Records for the exercise:
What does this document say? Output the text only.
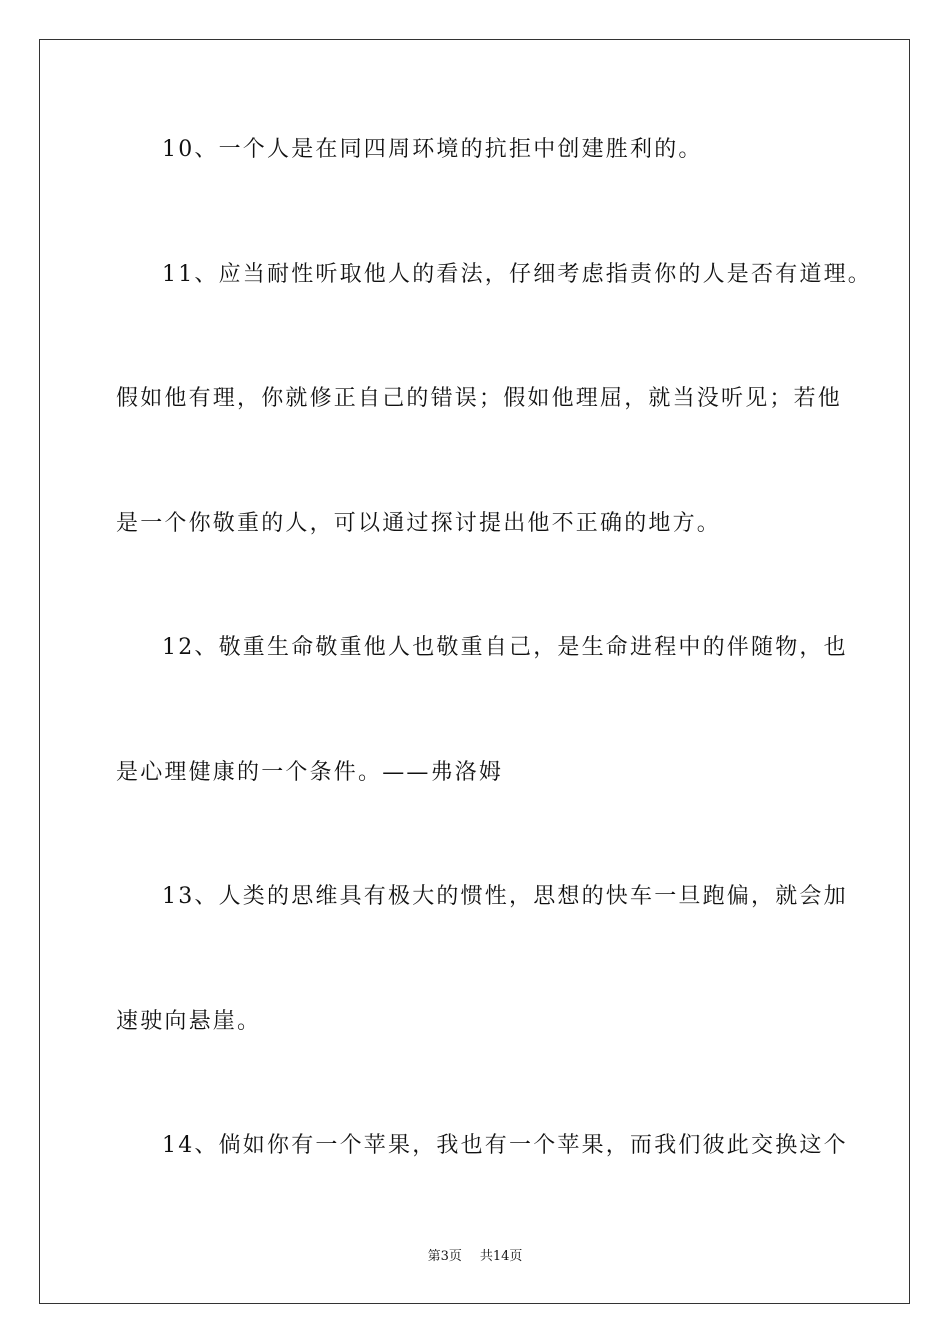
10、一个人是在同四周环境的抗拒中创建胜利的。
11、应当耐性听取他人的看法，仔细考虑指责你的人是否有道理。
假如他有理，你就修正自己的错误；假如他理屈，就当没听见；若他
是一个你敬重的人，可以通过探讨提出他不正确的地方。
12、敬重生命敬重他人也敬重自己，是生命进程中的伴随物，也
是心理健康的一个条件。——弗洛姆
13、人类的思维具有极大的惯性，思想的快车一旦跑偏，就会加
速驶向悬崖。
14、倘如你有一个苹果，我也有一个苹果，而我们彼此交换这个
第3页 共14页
...
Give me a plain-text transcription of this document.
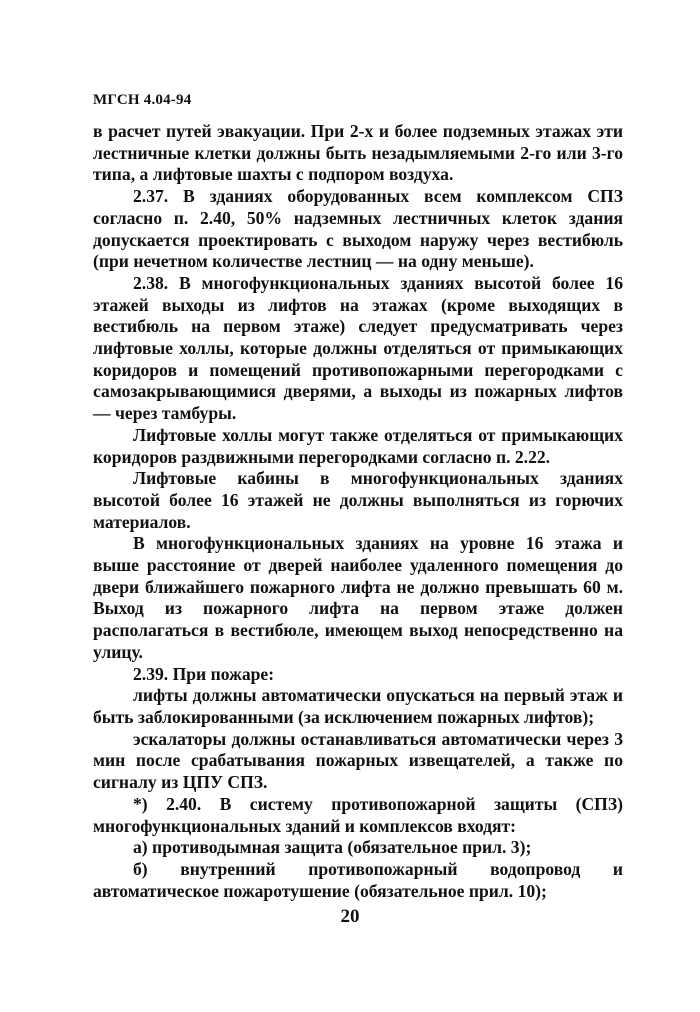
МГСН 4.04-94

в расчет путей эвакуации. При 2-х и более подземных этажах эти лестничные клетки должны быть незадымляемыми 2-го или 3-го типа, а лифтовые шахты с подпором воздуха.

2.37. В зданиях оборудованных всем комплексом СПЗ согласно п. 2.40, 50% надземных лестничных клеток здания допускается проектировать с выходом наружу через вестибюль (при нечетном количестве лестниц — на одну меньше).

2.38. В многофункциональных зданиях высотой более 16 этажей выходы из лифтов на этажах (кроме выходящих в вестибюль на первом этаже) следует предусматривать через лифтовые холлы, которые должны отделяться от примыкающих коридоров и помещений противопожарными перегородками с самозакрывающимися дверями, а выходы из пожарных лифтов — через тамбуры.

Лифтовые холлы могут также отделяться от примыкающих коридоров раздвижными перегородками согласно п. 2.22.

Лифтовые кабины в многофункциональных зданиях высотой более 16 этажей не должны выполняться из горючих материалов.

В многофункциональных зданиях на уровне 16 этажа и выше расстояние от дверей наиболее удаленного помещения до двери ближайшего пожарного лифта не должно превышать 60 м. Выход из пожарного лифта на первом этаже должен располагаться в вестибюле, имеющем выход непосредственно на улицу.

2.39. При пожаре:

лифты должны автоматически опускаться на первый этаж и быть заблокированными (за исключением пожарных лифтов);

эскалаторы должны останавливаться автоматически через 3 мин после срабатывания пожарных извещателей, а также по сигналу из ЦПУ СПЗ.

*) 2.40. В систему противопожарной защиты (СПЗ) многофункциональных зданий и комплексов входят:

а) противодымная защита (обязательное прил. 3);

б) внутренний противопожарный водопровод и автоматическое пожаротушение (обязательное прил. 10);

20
==
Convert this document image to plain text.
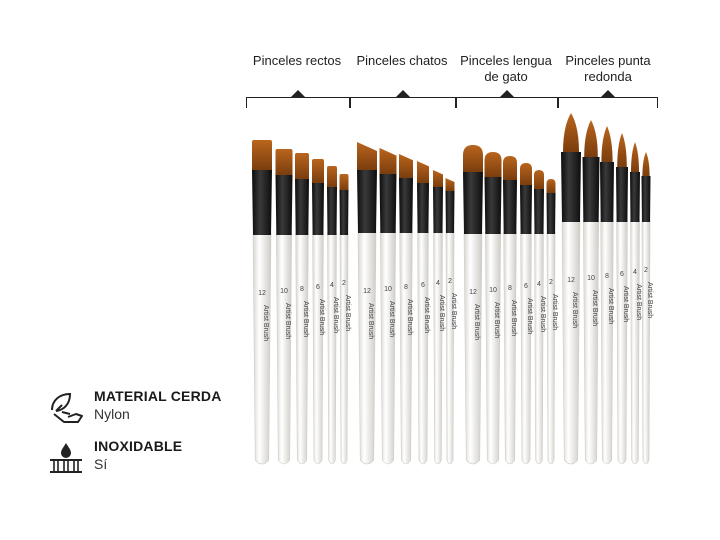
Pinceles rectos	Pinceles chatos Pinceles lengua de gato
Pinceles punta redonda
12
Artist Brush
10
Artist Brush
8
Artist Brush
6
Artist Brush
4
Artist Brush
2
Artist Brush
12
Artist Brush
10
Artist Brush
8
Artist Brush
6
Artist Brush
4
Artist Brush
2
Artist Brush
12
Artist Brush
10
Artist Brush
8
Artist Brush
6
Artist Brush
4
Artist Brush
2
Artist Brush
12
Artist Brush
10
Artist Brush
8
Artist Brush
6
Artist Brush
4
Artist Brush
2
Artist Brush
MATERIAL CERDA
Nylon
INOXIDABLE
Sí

Exercise brief: Lines containing the word "обязательное" are to be tallied; report only the total.

Written response: 2